┌─ Provided passage

* [PATCH net-next v7 02/11] sock: Make sk_protocol a 16-bit value
[not found] <20200109155924.30122-1-mathew.j.martineau@linux.intel.com>
@ 2020-01-09 15:59 ` Mat Martineau
2020-01-09 19:05 ` David Miller
0 siblings, 1 reply; 4+ messages in thread
From: Mat Martineau @ 2020-01-09 15:59 UTC (permalink / raw)
To: netdev, mptcp
Cc: Mat Martineau, Alexei Starovoitov, Daniel Borkmann, bpf,
Paolo Abeni, Matthieu Baerts
Match the 16-bit width of skbuff->protocol. Fills an 8-bit hole so
sizeof(struct sock) does not change.
Also take care of BPF field access for sk_type/sk_protocol. Both of them
are now outside the bitfield, so we can use load instructions without
further shifting/masking.
v5 -> v6:
- update eBPF accessors, too (Intel's kbuild test robot)
v2 -> v3:
- keep 'sk_type' 2 bytes aligned (Eric)
v1 -> v2:
- preserve sk_pacing_shift as bit field (Eric)

└─
┌─ Information given

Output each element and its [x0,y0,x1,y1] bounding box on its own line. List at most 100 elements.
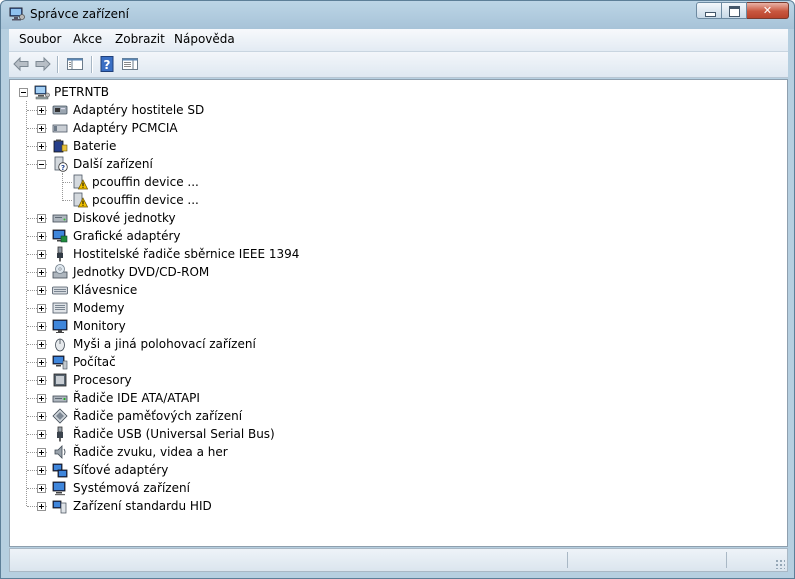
tree-category[interactable]: Diskové jednotky [10,209,410,227]
title-bar[interactable]: Správce zařízení ✕ [1,1,794,28]
ieee1394-icon [57,246,63,262]
collapse-icon[interactable] [19,88,28,97]
tree-category[interactable]: ? Další zařízení [10,155,410,173]
expand-icon[interactable] [37,502,46,511]
svg-text:?: ? [104,58,111,72]
pc-icon [52,355,68,370]
device-tree[interactable]: PETRNTB Adaptéry hostitele SD Adaptéry PC… [9,79,788,547]
tree-category[interactable]: Síťové adaptéry [10,461,410,479]
tree-connector [63,182,72,183]
tree-category[interactable]: Jednotky DVD/CD-ROM [10,263,410,281]
menu-napoveda[interactable]: Nápověda [174,32,235,46]
tree-category-label: Procesory [73,373,132,387]
tree-category[interactable]: Zařízení standardu HID [10,497,410,515]
expand-icon[interactable] [37,394,46,403]
tree-device[interactable]: pcouffin device ... [10,173,410,191]
toolbar-separator [91,56,93,73]
minimize-icon [705,12,716,17]
tree-category[interactable]: Počítač [10,353,410,371]
tree-category-label: Diskové jednotky [73,211,176,225]
tree-category[interactable]: Klávesnice [10,281,410,299]
tree-category[interactable]: Procesory [10,371,410,389]
forward-arrow-icon[interactable] [34,55,52,73]
menu-soubor[interactable]: Soubor [19,32,61,46]
expand-icon[interactable] [37,376,46,385]
expand-icon[interactable] [37,250,46,259]
expand-icon[interactable] [37,214,46,223]
device-manager-window: Správce zařízení ✕ Soubor Akce Zobrazit … [0,0,795,579]
properties-icon[interactable] [121,55,139,73]
back-arrow-icon[interactable] [12,55,30,73]
tree-category[interactable]: Grafické adaptéry [10,227,410,245]
expand-icon[interactable] [37,484,46,493]
close-icon: ✕ [762,4,773,17]
tree-device-label: pcouffin device ... [92,175,199,189]
tree-category-label: Modemy [73,301,125,315]
tree-category[interactable]: Baterie [10,137,410,155]
tree-root[interactable]: PETRNTB [10,83,310,101]
tree-category[interactable]: Řadiče USB (Universal Serial Bus) [10,425,410,443]
tree-category[interactable]: Monitory [10,317,410,335]
toolbar-separator [57,56,59,73]
tree-device-label: pcouffin device ... [92,193,199,207]
tree-category[interactable]: Hostitelské řadiče sběrnice IEEE 1394 [10,245,410,263]
tree-category-label: Řadiče zvuku, videa a her [73,445,228,459]
expand-icon[interactable] [37,322,46,331]
tree-category-label: Myši a jiná polohovací zařízení [73,337,256,351]
expand-icon[interactable] [37,106,46,115]
modem-icon [52,302,68,314]
tree-category-label: Řadiče IDE ATA/ATAPI [73,391,200,405]
display-adapter-icon [52,229,68,243]
processor-icon [53,373,67,387]
show-hide-tree-icon[interactable] [66,55,84,73]
help-icon[interactable]: ? [98,55,116,73]
tree-category-label: Monitory [73,319,126,333]
computer-icon [34,85,50,100]
tree-category[interactable]: Adaptéry PCMCIA [10,119,410,137]
expand-icon[interactable] [37,340,46,349]
unknown-device-icon: ? [54,156,68,172]
expand-icon[interactable] [37,412,46,421]
menu-zobrazit[interactable]: Zobrazit [115,32,165,46]
tree-category[interactable]: Řadiče IDE ATA/ATAPI [10,389,410,407]
expand-icon[interactable] [37,142,46,151]
tree-category-label: Síťové adaptéry [73,463,169,477]
tree-root-label: PETRNTB [54,85,110,99]
expand-icon[interactable] [37,358,46,367]
device-manager-icon [9,7,25,21]
tree-device[interactable]: pcouffin device ... [10,191,410,209]
dvd-drive-icon [52,264,68,279]
expand-icon[interactable] [37,466,46,475]
tree-category[interactable]: Řadiče paměťových zařízení [10,407,410,425]
toolbar: ? [9,52,788,78]
tree-category-label: Adaptéry hostitele SD [73,103,205,117]
tree-category[interactable]: Adaptéry hostitele SD [10,101,410,119]
expand-icon[interactable] [37,286,46,295]
tree-category[interactable]: Myši a jiná polohovací zařízení [10,335,410,353]
expand-icon[interactable] [37,268,46,277]
window-title: Správce zařízení [30,7,129,21]
close-button[interactable]: ✕ [747,2,789,19]
usb-icon [57,426,63,442]
tree-category-label: Počítač [73,355,116,369]
pcmcia-icon [52,124,68,133]
tree-category-label: Zařízení standardu HID [73,499,212,513]
expand-icon[interactable] [37,124,46,133]
expand-icon[interactable] [37,448,46,457]
tree-category[interactable]: Řadiče zvuku, videa a her [10,443,410,461]
resize-grip[interactable] [775,559,785,569]
expand-icon[interactable] [37,304,46,313]
battery-icon [53,139,68,153]
tree-category[interactable]: Systémová zařízení [10,479,410,497]
expand-icon[interactable] [37,430,46,439]
mouse-icon [55,338,65,352]
maximize-button[interactable] [722,2,747,19]
minimize-button[interactable] [696,2,722,19]
tree-category[interactable]: Modemy [10,299,410,317]
tree-category-label: Řadiče paměťových zařízení [73,409,243,423]
menu-akce[interactable]: Akce [73,32,102,46]
tree-category-label: Adaptéry PCMCIA [73,121,178,135]
expand-icon[interactable] [37,232,46,241]
collapse-icon[interactable] [37,160,46,169]
warning-device-icon [73,192,88,208]
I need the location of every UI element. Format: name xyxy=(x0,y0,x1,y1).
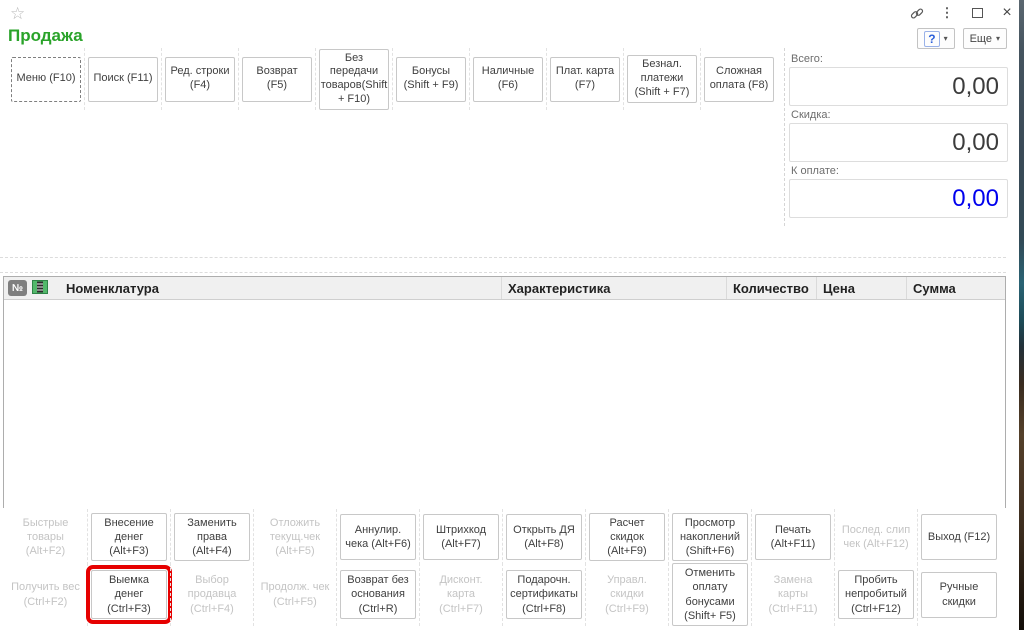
void-receipt-button[interactable]: Аннулир. чека (Alt+F6) xyxy=(340,514,416,560)
get-weight-button: Получить вес (Ctrl+F2) xyxy=(7,572,84,618)
cash-button[interactable]: Наличные (F6) xyxy=(473,57,543,102)
exit-button[interactable]: Выход (F12) xyxy=(921,514,997,560)
column-header-characteristic: Характеристика xyxy=(501,277,726,299)
page-title: Продажа xyxy=(8,26,83,46)
barcode-icon xyxy=(32,279,48,298)
withdraw-money-button[interactable]: Выемка денег (Ctrl+F3) xyxy=(91,570,167,619)
gift-certificates-button[interactable]: Подарочн. сертификаты (Ctrl+F8) xyxy=(506,570,582,619)
deposit-money-button[interactable]: Внесение денег (Alt+F3) xyxy=(91,513,167,562)
no-goods-transfer-button[interactable]: Без передачи товаров(Shift + F10) xyxy=(319,49,389,110)
continue-receipt-button: Продолж. чек (Ctrl+F5) xyxy=(257,572,333,618)
bonuses-button[interactable]: Бонусы (Shift + F9) xyxy=(396,57,466,102)
more-button[interactable]: Еще ▾ xyxy=(963,28,1007,49)
sale-toolbar: Меню (F10) Поиск (F11) Ред. строки (F4) … xyxy=(8,48,777,110)
view-savings-button[interactable]: Просмотр накоплений (Shift+F6) xyxy=(672,513,748,562)
complex-payment-button[interactable]: Сложная оплата (F8) xyxy=(704,57,774,102)
replace-rights-button[interactable]: Заменить права (Alt+F4) xyxy=(174,513,250,562)
menu-button[interactable]: Меню (F10) xyxy=(11,57,81,102)
select-seller-button: Выбор продавца (Ctrl+F4) xyxy=(174,570,250,619)
open-cash-drawer-button[interactable]: Открыть ДЯ (Alt+F8) xyxy=(506,514,582,560)
close-icon[interactable]: × xyxy=(1000,6,1014,20)
discount-field[interactable]: 0,00 xyxy=(789,123,1008,162)
return-no-basis-button[interactable]: Возврат без основания (Ctrl+R) xyxy=(340,570,416,619)
cashless-payments-button[interactable]: Безнал. платежи (Shift + F7) xyxy=(627,55,697,102)
discount-label: Скидка: xyxy=(791,109,1008,121)
link-icon[interactable] xyxy=(910,6,924,20)
replace-card-button: Замена карты (Ctrl+F11) xyxy=(755,570,831,619)
total-label: Всего: xyxy=(791,53,1008,65)
discount-card-button: Дисконт. карта (Ctrl+F7) xyxy=(423,570,499,619)
totals-panel: Всего: 0,00 Скидка: 0,00 К оплате: 0,00 xyxy=(784,48,1008,226)
maximize-icon[interactable] xyxy=(970,6,984,20)
to-pay-field[interactable]: 0,00 xyxy=(789,179,1008,218)
help-button[interactable]: ? ▾ xyxy=(917,28,954,49)
calc-discounts-button[interactable]: Расчет скидок (Alt+F9) xyxy=(589,513,665,562)
more-button-label: Еще xyxy=(970,33,992,45)
header-icons-cell: № xyxy=(4,277,60,299)
separator xyxy=(0,257,1006,258)
chevron-down-icon: ▾ xyxy=(944,34,948,43)
kebab-menu-icon[interactable]: ⋮ xyxy=(940,6,954,20)
row-number-icon: № xyxy=(8,280,27,296)
bottom-bar-row2: Получить вес (Ctrl+F2) Выемка денег (Ctr… xyxy=(4,563,1000,626)
last-slip-receipt-button: Послед. слип чек (Alt+F12) xyxy=(838,514,914,560)
column-header-nomenclature: Номенклатура xyxy=(60,277,501,299)
edit-row-button[interactable]: Ред. строки (F4) xyxy=(165,57,235,102)
manual-discounts-button[interactable]: Ручные скидки xyxy=(921,572,997,618)
cancel-bonus-payment-button[interactable]: Отменить оплату бонусами (Shift+ F5) xyxy=(672,563,748,626)
chevron-down-icon: ▾ xyxy=(996,34,1000,43)
items-table: № Номенклатура Характеристика Количество… xyxy=(3,276,1006,508)
favorite-star-icon[interactable]: ☆ xyxy=(10,4,25,24)
command-bar: ? ▾ Еще ▾ xyxy=(917,28,1007,49)
column-header-price: Цена xyxy=(816,277,906,299)
separator xyxy=(0,272,1006,273)
bottom-bar-row1: Быстрые товары (Alt+F2) Внесение денег (… xyxy=(4,509,1000,565)
help-icon: ? xyxy=(924,31,939,47)
to-pay-label: К оплате: xyxy=(791,165,1008,177)
column-header-quantity: Количество xyxy=(726,277,816,299)
payment-card-button[interactable]: Плат. карта (F7) xyxy=(550,57,620,102)
window-controls: ⋮ × xyxy=(910,6,1014,20)
items-table-body xyxy=(4,300,1005,508)
items-table-header: № Номенклатура Характеристика Количество… xyxy=(4,277,1005,300)
manage-discounts-button: Управл. скидки (Ctrl+F9) xyxy=(589,570,665,619)
quick-goods-button: Быстрые товары (Alt+F2) xyxy=(7,513,84,562)
hold-receipt-button: Отложить текущ.чек (Alt+F5) xyxy=(257,513,333,562)
total-field[interactable]: 0,00 xyxy=(789,67,1008,106)
punch-unpunched-button[interactable]: Пробить непробитый (Ctrl+F12) xyxy=(838,570,914,619)
desktop-edge-strip xyxy=(1019,0,1024,630)
print-button[interactable]: Печать (Alt+F11) xyxy=(755,514,831,560)
search-button[interactable]: Поиск (F11) xyxy=(88,57,158,102)
barcode-button[interactable]: Штрихкод (Alt+F7) xyxy=(423,514,499,560)
return-button[interactable]: Возврат (F5) xyxy=(242,57,312,102)
column-header-sum: Сумма xyxy=(906,277,1005,299)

└─

● Tasks for this exercise:
a - In the sk_protocol patch, why can BPF access to sk_type and sk_protocol now use load instructions without further shifting or masking? Answer in one to three sentences.
b - Output everything in the sk_protocol patch from "Also take care" down to "bit field (Eric)".

● Full answers:
a - Both sk_type and sk_protocol now sit outside the bitfield. Plain load instructions can therefore read them directly.

b -
Also take care of BPF field access for sk_type/sk_protocol. Both of them
are now outside the bitfield, so we can use load instructions without
further shifting/masking.
v5 -> v6:
- update eBPF accessors, too (Intel's kbuild test robot)
v2 -> v3:
- keep 'sk_type' 2 bytes aligned (Eric)
v1 -> v2:
- preserve sk_pacing_shift as bit field (Eric)